Exercise -
Can you print every record below exactly as written?

---------- Listed entries

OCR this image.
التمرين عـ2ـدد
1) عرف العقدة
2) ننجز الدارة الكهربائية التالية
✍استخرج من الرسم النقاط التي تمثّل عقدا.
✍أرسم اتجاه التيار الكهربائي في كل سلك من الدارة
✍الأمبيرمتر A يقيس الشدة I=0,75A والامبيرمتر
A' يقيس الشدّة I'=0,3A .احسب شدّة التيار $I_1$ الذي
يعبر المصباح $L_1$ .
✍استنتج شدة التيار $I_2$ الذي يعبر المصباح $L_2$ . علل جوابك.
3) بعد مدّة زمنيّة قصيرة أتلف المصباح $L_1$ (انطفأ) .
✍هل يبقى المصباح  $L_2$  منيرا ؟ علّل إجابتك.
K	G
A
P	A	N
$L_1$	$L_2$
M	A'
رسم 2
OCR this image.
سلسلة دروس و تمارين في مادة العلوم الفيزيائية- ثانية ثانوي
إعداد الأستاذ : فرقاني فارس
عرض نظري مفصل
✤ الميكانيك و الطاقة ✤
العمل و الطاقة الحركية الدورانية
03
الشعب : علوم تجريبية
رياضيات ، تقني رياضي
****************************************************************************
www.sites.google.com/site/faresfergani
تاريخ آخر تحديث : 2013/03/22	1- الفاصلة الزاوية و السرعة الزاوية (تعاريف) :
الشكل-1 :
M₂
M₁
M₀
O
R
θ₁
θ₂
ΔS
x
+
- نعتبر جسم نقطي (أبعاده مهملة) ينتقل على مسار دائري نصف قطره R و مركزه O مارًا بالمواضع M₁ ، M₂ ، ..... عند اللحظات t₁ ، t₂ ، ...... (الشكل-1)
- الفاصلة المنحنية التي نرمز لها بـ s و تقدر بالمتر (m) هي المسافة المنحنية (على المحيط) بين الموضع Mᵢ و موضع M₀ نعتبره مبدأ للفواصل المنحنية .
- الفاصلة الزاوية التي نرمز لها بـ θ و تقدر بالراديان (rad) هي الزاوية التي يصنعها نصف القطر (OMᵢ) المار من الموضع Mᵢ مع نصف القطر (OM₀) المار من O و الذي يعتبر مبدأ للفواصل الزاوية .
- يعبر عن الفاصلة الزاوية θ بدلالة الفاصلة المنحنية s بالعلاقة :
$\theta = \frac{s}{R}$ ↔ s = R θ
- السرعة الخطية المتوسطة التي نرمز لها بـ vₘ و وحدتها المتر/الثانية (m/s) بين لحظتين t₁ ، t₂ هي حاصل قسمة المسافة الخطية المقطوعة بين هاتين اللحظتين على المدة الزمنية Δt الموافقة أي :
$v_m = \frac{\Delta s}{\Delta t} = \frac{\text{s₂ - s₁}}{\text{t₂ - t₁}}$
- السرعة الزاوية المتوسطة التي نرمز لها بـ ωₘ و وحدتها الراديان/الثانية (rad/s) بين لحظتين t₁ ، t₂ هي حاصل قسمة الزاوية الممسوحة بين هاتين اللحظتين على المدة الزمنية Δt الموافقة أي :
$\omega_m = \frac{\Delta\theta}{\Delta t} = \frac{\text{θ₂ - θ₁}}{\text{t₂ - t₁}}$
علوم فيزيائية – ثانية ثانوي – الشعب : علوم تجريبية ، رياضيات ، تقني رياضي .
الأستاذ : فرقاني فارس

--------------------

Output -
OCR this image.
التمرين عـ2ـدد
1) عرف العقدة
2) ننجز الدارة الكهربائية التالية
✍استخرج من الرسم النقاط التي تمثّل عقدا.
✍أرسم اتجاه التيار الكهربائي في كل سلك من الدارة
✍الأمبيرمتر A يقيس الشدة I=0,75A والامبيرمتر
A' يقيس الشدّة I'=0,3A .احسب شدّة التيار $I_1$ الذي
يعبر المصباح $L_1$ .
✍استنتج شدة التيار $I_2$ الذي يعبر المصباح $L_2$ . علل جوابك.
3) بعد مدّة زمنيّة قصيرة أتلف المصباح $L_1$ (انطفأ) .
✍هل يبقى المصباح  $L_2$  منيرا ؟ علّل إجابتك.
K	G
A
P	A	N
$L_1$	$L_2$
M	A'
رسم 2
OCR this image.
سلسلة دروس و تمارين في مادة العلوم الفيزيائية- ثانية ثانوي
إعداد الأستاذ : فرقاني فارس
عرض نظري مفصل
✤ الميكانيك و الطاقة ✤
العمل و الطاقة الحركية الدورانية
03
الشعب : علوم تجريبية
رياضيات ، تقني رياضي
****************************************************************************
www.sites.google.com/site/faresfergani
تاريخ آخر تحديث : 2013/03/22	1- الفاصلة الزاوية و السرعة الزاوية (تعاريف) :
الشكل-1 :
M₂
M₁
M₀
O
R
θ₁
θ₂
ΔS
x
+
- نعتبر جسم نقطي (أبعاده مهملة) ينتقل على مسار دائري نصف قطره R و مركزه O مارًا بالمواضع M₁ ، M₂ ، ..... عند اللحظات t₁ ، t₂ ، ...... (الشكل-1)
- الفاصلة المنحنية التي نرمز لها بـ s و تقدر بالمتر (m) هي المسافة المنحنية (على المحيط) بين الموضع Mᵢ و موضع M₀ نعتبره مبدأ للفواصل المنحنية .
- الفاصلة الزاوية التي نرمز لها بـ θ و تقدر بالراديان (rad) هي الزاوية التي يصنعها نصف القطر (OMᵢ) المار من الموضع Mᵢ مع نصف القطر (OM₀) المار من O و الذي يعتبر مبدأ للفواصل الزاوية .
- يعبر عن الفاصلة الزاوية θ بدلالة الفاصلة المنحنية s بالعلاقة :
$\theta = \frac{s}{R}$ ↔ s = R θ
- السرعة الخطية المتوسطة التي نرمز لها بـ vₘ و وحدتها المتر/الثانية (m/s) بين لحظتين t₁ ، t₂ هي حاصل قسمة المسافة الخطية المقطوعة بين هاتين اللحظتين على المدة الزمنية Δt الموافقة أي :
$v_m = \frac{\Delta s}{\Delta t} = \frac{\text{s₂ - s₁}}{\text{t₂ - t₁}}$
- السرعة الزاوية المتوسطة التي نرمز لها بـ ωₘ و وحدتها الراديان/الثانية (rad/s) بين لحظتين t₁ ، t₂ هي حاصل قسمة الزاوية الممسوحة بين هاتين اللحظتين على المدة الزمنية Δt الموافقة أي :
$\omega_m = \frac{\Delta\theta}{\Delta t} = \frac{\text{θ₂ - θ₁}}{\text{t₂ - t₁}}$
علوم فيزيائية – ثانية ثانوي – الشعب : علوم تجريبية ، رياضيات ، تقني رياضي .
الأستاذ : فرقاني فارس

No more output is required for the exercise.